[What the task asks]: Look through the lines below and extract any with the word "format".
** BEGIN **
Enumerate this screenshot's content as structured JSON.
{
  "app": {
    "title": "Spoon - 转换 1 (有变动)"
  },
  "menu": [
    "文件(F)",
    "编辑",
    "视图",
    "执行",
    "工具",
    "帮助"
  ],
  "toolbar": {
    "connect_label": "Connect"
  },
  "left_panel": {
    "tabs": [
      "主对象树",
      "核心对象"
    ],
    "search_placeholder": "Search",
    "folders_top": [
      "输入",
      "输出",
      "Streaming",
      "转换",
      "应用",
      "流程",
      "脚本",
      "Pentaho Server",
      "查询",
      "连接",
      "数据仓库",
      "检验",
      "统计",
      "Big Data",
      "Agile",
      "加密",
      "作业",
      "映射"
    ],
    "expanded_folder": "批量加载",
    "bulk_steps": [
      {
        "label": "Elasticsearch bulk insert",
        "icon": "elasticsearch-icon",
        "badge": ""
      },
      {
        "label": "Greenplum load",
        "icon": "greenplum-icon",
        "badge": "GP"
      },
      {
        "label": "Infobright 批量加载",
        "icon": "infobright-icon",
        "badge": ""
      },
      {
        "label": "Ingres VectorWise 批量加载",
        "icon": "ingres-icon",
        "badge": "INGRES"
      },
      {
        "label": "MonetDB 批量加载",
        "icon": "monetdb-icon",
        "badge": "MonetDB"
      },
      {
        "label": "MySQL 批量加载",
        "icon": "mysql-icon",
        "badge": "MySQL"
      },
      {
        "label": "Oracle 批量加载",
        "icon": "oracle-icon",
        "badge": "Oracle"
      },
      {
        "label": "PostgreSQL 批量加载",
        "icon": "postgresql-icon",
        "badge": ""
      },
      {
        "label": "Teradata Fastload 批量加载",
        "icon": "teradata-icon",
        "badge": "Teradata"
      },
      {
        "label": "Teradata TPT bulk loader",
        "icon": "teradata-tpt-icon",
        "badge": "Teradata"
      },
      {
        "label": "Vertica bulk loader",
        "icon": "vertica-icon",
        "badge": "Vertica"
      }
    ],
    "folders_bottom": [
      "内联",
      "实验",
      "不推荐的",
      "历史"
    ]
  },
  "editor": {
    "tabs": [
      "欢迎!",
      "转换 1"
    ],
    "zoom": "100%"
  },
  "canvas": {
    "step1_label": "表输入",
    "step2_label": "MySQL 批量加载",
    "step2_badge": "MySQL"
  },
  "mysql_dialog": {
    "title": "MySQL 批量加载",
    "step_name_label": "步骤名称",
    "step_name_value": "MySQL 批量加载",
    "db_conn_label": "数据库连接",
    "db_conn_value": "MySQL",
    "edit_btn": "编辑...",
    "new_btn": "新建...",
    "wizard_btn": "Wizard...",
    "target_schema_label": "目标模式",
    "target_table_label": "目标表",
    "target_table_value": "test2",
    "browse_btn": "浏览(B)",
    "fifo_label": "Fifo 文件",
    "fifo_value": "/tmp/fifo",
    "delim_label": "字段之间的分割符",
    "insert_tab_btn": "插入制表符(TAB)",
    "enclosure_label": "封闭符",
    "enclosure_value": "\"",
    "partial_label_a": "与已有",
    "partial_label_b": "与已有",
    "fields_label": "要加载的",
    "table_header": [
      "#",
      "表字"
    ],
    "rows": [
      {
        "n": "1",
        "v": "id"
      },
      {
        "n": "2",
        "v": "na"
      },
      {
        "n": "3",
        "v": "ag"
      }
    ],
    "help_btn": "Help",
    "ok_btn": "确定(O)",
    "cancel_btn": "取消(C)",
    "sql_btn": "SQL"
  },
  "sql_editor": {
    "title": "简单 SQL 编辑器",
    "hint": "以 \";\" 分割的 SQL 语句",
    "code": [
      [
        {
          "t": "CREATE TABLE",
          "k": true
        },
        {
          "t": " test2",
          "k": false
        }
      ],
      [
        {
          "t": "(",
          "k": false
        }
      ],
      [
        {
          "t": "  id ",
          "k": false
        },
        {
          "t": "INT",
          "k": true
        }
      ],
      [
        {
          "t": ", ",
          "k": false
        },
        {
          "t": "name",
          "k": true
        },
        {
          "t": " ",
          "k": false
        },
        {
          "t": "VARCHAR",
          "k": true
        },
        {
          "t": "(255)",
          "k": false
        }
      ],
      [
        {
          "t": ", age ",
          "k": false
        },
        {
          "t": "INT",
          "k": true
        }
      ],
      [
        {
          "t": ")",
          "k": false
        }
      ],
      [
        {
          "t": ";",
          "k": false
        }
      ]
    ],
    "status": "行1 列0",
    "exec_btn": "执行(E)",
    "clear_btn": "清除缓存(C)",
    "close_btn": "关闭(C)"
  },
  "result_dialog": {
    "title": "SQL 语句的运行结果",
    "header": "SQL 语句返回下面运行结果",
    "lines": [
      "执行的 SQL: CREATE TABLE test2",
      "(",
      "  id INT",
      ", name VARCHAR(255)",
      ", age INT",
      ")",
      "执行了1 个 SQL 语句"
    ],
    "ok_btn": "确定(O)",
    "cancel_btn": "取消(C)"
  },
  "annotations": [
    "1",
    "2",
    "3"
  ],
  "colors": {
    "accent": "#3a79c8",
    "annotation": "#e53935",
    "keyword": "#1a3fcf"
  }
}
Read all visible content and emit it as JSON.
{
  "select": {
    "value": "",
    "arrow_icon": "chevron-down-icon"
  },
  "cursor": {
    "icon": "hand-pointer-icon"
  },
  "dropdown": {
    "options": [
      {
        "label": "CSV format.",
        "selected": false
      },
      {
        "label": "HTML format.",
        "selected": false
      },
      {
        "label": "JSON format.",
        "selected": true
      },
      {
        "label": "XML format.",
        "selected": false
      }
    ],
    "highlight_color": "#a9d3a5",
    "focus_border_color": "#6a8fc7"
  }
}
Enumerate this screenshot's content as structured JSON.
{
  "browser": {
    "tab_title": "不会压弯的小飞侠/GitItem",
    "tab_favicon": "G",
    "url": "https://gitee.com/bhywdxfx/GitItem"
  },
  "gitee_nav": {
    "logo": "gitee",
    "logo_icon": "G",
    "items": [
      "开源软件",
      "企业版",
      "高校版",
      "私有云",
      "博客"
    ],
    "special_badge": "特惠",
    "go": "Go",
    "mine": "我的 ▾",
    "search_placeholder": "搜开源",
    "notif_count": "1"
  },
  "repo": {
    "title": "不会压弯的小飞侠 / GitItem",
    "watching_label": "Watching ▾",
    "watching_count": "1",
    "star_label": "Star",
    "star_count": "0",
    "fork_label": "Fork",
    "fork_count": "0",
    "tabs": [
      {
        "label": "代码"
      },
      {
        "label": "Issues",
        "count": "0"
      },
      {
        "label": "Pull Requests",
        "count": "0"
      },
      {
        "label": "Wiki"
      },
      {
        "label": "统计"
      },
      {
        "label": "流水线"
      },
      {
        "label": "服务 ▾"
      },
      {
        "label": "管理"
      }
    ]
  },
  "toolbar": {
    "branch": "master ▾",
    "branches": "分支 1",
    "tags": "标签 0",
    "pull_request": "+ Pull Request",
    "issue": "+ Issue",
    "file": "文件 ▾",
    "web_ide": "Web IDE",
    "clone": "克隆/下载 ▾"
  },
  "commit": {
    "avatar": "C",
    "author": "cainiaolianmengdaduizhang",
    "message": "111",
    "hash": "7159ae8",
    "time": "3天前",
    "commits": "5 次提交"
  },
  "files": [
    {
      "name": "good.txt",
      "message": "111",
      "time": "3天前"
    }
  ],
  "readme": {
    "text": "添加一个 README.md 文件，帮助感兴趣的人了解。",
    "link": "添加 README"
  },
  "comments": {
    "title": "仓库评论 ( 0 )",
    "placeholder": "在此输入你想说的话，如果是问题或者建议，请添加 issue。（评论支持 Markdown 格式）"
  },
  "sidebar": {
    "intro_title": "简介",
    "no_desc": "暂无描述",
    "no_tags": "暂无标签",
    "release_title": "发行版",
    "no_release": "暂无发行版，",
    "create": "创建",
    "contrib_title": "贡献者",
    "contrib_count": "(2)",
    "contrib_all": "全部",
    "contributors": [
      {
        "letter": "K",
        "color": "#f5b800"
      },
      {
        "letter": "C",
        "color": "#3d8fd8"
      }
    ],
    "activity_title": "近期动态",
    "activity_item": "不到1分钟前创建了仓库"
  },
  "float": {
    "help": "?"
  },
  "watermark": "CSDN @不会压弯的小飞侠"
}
** END **
[Response to this exercise]:
        "label": "CSV format.",
        "label": "HTML format.",
        "label": "JSON format.",
        "label": "XML format.",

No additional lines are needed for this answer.